Start DATA
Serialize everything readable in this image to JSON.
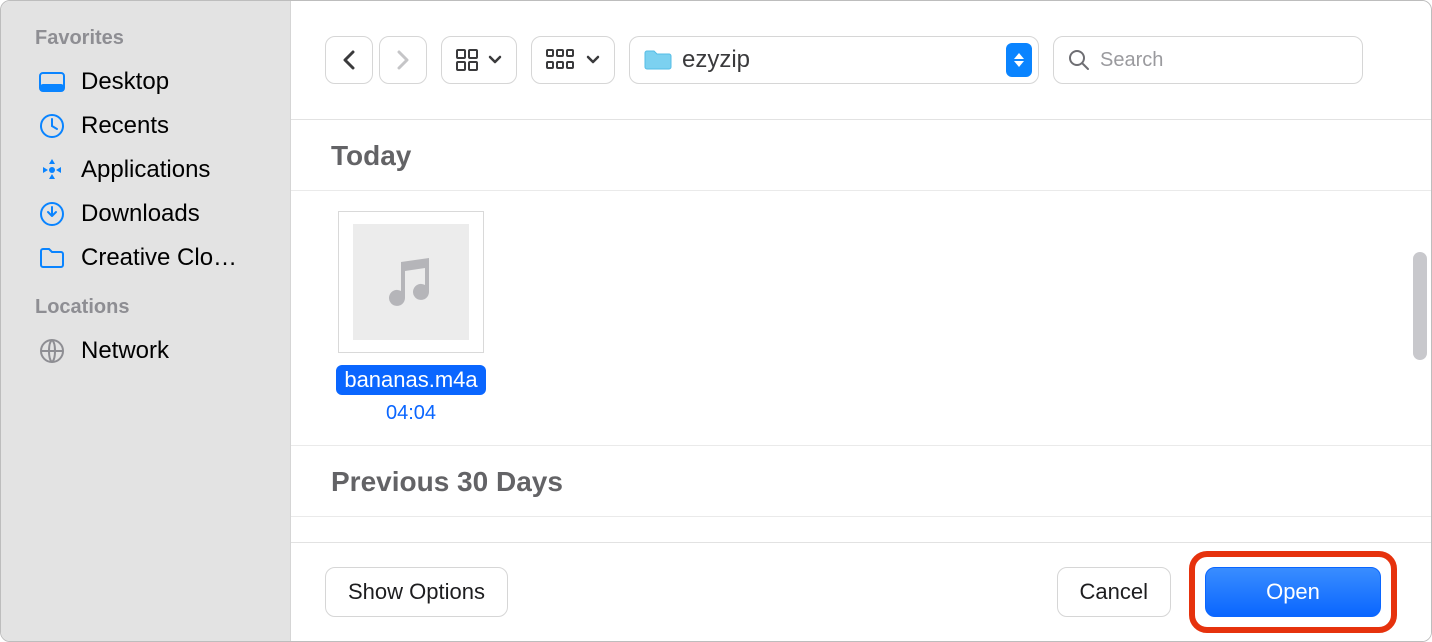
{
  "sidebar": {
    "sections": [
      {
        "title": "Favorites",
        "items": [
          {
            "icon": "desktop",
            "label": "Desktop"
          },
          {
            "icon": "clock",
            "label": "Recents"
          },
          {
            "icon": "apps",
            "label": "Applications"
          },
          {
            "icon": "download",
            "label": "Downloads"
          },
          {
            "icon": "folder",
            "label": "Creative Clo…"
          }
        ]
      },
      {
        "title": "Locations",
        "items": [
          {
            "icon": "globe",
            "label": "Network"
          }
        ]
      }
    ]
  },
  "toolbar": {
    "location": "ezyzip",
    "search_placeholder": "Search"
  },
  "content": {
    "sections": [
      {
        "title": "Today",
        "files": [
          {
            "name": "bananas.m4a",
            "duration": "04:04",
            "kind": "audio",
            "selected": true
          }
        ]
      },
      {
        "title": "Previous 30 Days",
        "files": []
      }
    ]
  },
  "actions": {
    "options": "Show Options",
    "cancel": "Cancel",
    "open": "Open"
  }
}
End DATA
Isolate the lines that hold the word "label" and copy all of them.

            "label": "Desktop"
            "label": "Recents"
            "label": "Applications"
            "label": "Downloads"
            "label": "Creative Clo…"
            "label": "Network"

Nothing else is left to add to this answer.